» Requirement: Output each entry verbatim and exclude every picture from it.

» Extracted information:
========================================================================

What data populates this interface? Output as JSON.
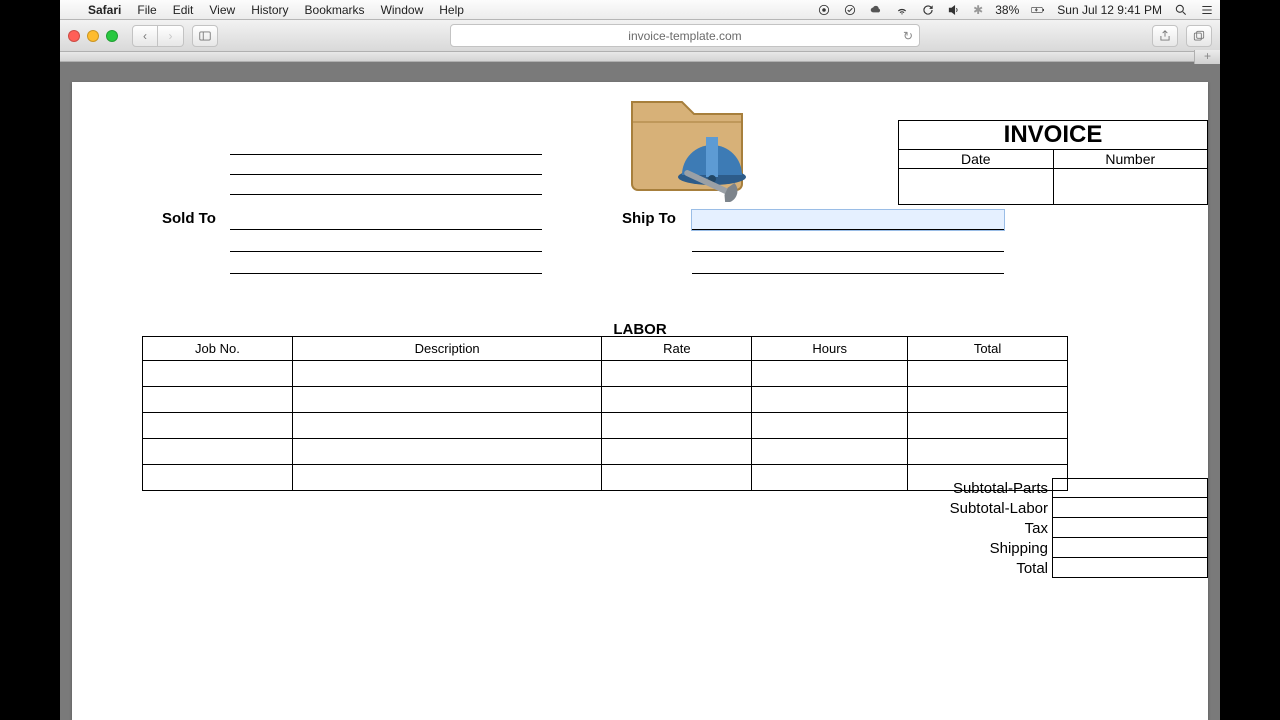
{
  "menubar": {
    "app": "Safari",
    "items": [
      "File",
      "Edit",
      "View",
      "History",
      "Bookmarks",
      "Window",
      "Help"
    ],
    "battery": "38%",
    "clock": "Sun Jul 12  9:41 PM"
  },
  "toolbar": {
    "url": "invoice-template.com",
    "new_tab": "+"
  },
  "invoice": {
    "title": "INVOICE",
    "headers": {
      "date": "Date",
      "number": "Number"
    },
    "date": "",
    "number": "",
    "sold_to_label": "Sold To",
    "ship_to_label": "Ship To",
    "sold_to": [
      "",
      "",
      ""
    ],
    "ship_to": [
      "",
      "",
      ""
    ],
    "company_lines": [
      "",
      "",
      ""
    ]
  },
  "labor": {
    "section": "LABOR",
    "cols": {
      "job": "Job No.",
      "desc": "Description",
      "rate": "Rate",
      "hours": "Hours",
      "total": "Total"
    },
    "rows": [
      {
        "job": "",
        "desc": "",
        "rate": "",
        "hours": "",
        "total": ""
      },
      {
        "job": "",
        "desc": "",
        "rate": "",
        "hours": "",
        "total": ""
      },
      {
        "job": "",
        "desc": "",
        "rate": "",
        "hours": "",
        "total": ""
      },
      {
        "job": "",
        "desc": "",
        "rate": "",
        "hours": "",
        "total": ""
      },
      {
        "job": "",
        "desc": "",
        "rate": "",
        "hours": "",
        "total": ""
      }
    ]
  },
  "totals": {
    "subtotal_parts": {
      "label": "Subtotal-Parts",
      "value": ""
    },
    "subtotal_labor": {
      "label": "Subtotal-Labor",
      "value": ""
    },
    "tax": {
      "label": "Tax",
      "value": ""
    },
    "shipping": {
      "label": "Shipping",
      "value": ""
    },
    "total": {
      "label": "Total",
      "value": ""
    }
  }
}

========================================================================

» Correct answer:
What data populates this interface? Output as JSON.
{
  "menubar": {
    "app": "Safari",
    "items": [
      "File",
      "Edit",
      "View",
      "History",
      "Bookmarks",
      "Window",
      "Help"
    ],
    "battery": "38%",
    "clock": "Sun Jul 12  9:41 PM"
  },
  "toolbar": {
    "url": "invoice-template.com",
    "new_tab": "+"
  },
  "invoice": {
    "title": "INVOICE",
    "headers": {
      "date": "Date",
      "number": "Number"
    },
    "date": "",
    "number": "",
    "sold_to_label": "Sold To",
    "ship_to_label": "Ship To",
    "sold_to": [
      "",
      "",
      ""
    ],
    "ship_to": [
      "",
      "",
      ""
    ],
    "company_lines": [
      "",
      "",
      ""
    ]
  },
  "labor": {
    "section": "LABOR",
    "cols": {
      "job": "Job No.",
      "desc": "Description",
      "rate": "Rate",
      "hours": "Hours",
      "total": "Total"
    },
    "rows": [
      {
        "job": "",
        "desc": "",
        "rate": "",
        "hours": "",
        "total": ""
      },
      {
        "job": "",
        "desc": "",
        "rate": "",
        "hours": "",
        "total": ""
      },
      {
        "job": "",
        "desc": "",
        "rate": "",
        "hours": "",
        "total": ""
      },
      {
        "job": "",
        "desc": "",
        "rate": "",
        "hours": "",
        "total": ""
      },
      {
        "job": "",
        "desc": "",
        "rate": "",
        "hours": "",
        "total": ""
      }
    ]
  },
  "totals": {
    "subtotal_parts": {
      "label": "Subtotal-Parts",
      "value": ""
    },
    "subtotal_labor": {
      "label": "Subtotal-Labor",
      "value": ""
    },
    "tax": {
      "label": "Tax",
      "value": ""
    },
    "shipping": {
      "label": "Shipping",
      "value": ""
    },
    "total": {
      "label": "Total",
      "value": ""
    }
  }
}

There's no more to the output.